Oftentimes I hear this managerial conundrum, where companies have all their ducks in a row and yet the results are not there.
The metrics to reach have been established, the procedures to follow have been defined, and the teams are properly staffed to execute the plan – so why are we not observing significant progress? Why does it feel like performance is plateauing?
I had once been told that every day felt like being on autopilot. Every day felt the same, apart from the fact that there is a different date on the calendar.
And as much as we like the idea of cruising toward our destination, our autopilot is usually relatively primitive, which is one of the reasons why we are not (or slowly) progressing.
Imagine trying to bike with your handlebar locked in place. You set your sight on the end of the road – a straight line, that should be a piece of cake, right?
Well, if you are tempted to go through this experiment, make sure to wear a helmet!
Truth be told, even if you have to go in a straight line, you are likely to fall pretty rapidly with the handlebar blocked.
The reason? Feedback.
As soon as we start biking, we have to maintain our balance. To do so, we receive a tremendous amount of feedback: the gravity, the state of the road, the vibrations in our arms, and the list goes on. We then use these elements to adjust our stance dynamically, slightly moving our handlebar to the left and right while going “straight”.
Using feedback, we are steering.
Unfortunately, most corporate autopilots only take in fixed instructions (such as metrics and procedures to follow) and don’t know how to handle feedback.
Many organisations are not prepared to receive feedback. Or when it is captured, nothing is done with it – so it is as if it was ignored.
Take companies with a short-term time horizon, like a listed company. They are constantly under the pressure of analysts and their quarterly reviews. They are heavily incentivised to hit their metrics to maintain share prices. So when these companies receive feedback that could delay, force them to change course and adapt to the cost of not meeting these quarterly targets, it is incredibly tempting to discard the feedback.
Similarly, government organisations with an infinite-term time horizon don’t have reasons to care much about feedback or to implement it successfully since their performance is often decorrelated with their funding. No matter how well or poorly we do, there will always be a tomorrow – so why bother?
And, as we ignore feedback, we keep running everything as we did yesterday.
We have the metrics and don’t assess whether they are right.

▶ [Extracted entries]
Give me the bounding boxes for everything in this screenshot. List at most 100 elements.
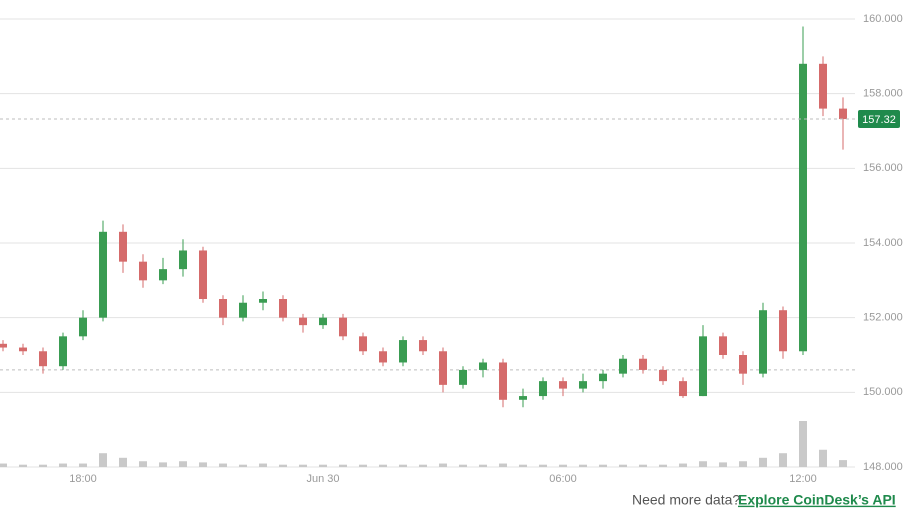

* * *

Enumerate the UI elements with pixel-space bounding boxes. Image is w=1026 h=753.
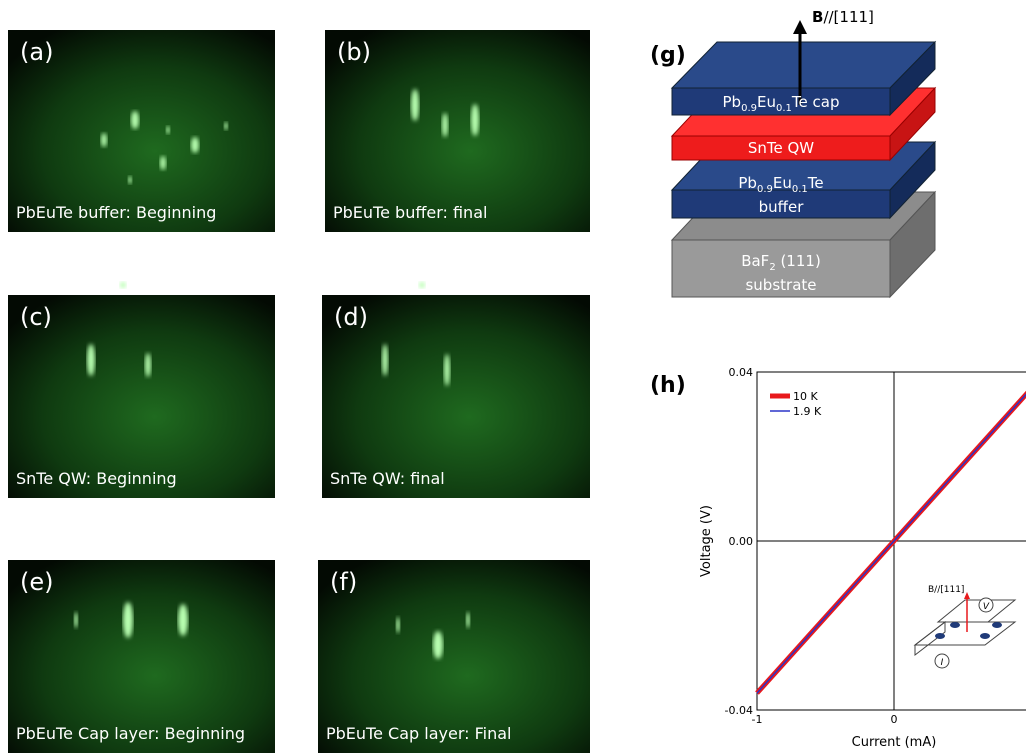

▶ [Exercise requirements]
1. Quote the essay on corporate autopilots verbatim from "Truth be told, even" to "it was ignored.".
2. In the essay on corporate autopilots, what one-word reason is given for why a rider with a locked handlebar falls?
3. Carry on the essay on corporate autopilots from its final sentence.

▶ [Responses to the exercise]
1.
Truth be told, even if you have to go in a straight line, you are likely to fall pretty rapidly with the handlebar blocked.
The reason? Feedback.
As soon as we start biking, we have to maintain our balance. To do so, we receive a tremendous amount of feedback: the gravity, the state of the road, the vibrations in our arms, and the list goes on. We then use these elements to adjust our stance dynamically, slightly moving our handlebar to the left and right while going “straight”.
Using feedback, we are steering.
Unfortunately, most corporate autopilots only take in fixed instructions (such as metrics and procedures to follow) and don’t know how to handle feedback.
Many organisations are not prepared to receive feedback. Or when it is captured, nothing is done with it – so it is as if it was ignored.

2. Feedback.

3.
We have the procedures and don’t check if they are effective.
We have the teams and don’t give them the ability to perform.
Congratulations, your corporate autopilot is activated!
So how to take back control? How to activate these feedback loops and incorporate their insights into our daily activities?
At an individual level, one of the main reasons that lead to feeling stuck in a pernicious Groundhog Day is that we have often lost sight of our values. We do things under the duress of extrinsic motivations rather than because they bring us fulfilment and joy.
Taking the time to reflect on our values, what is fueling and energising us, what we want more of, allows us to align meaning and actions, ultimately pushing us forward.
But if it works wonders for individuals, it is usually ineffective for companies – primarily due to poor implementation and one fundamental misunderstanding.
Performance is plateauing? Results are stagnating? This must be a ‘culture’ issue; quick, let’s define our values!
Two days of ‘executive leadership workshop’ later, five keywords have been picked up and will now be on posters in every room of every office. This is our corporate flavour of the stale ‘Live – Love – Laugh’ we can see hanging in most kitchens.
Unshockingly, a few months later, results are still stagnating (or they have declined).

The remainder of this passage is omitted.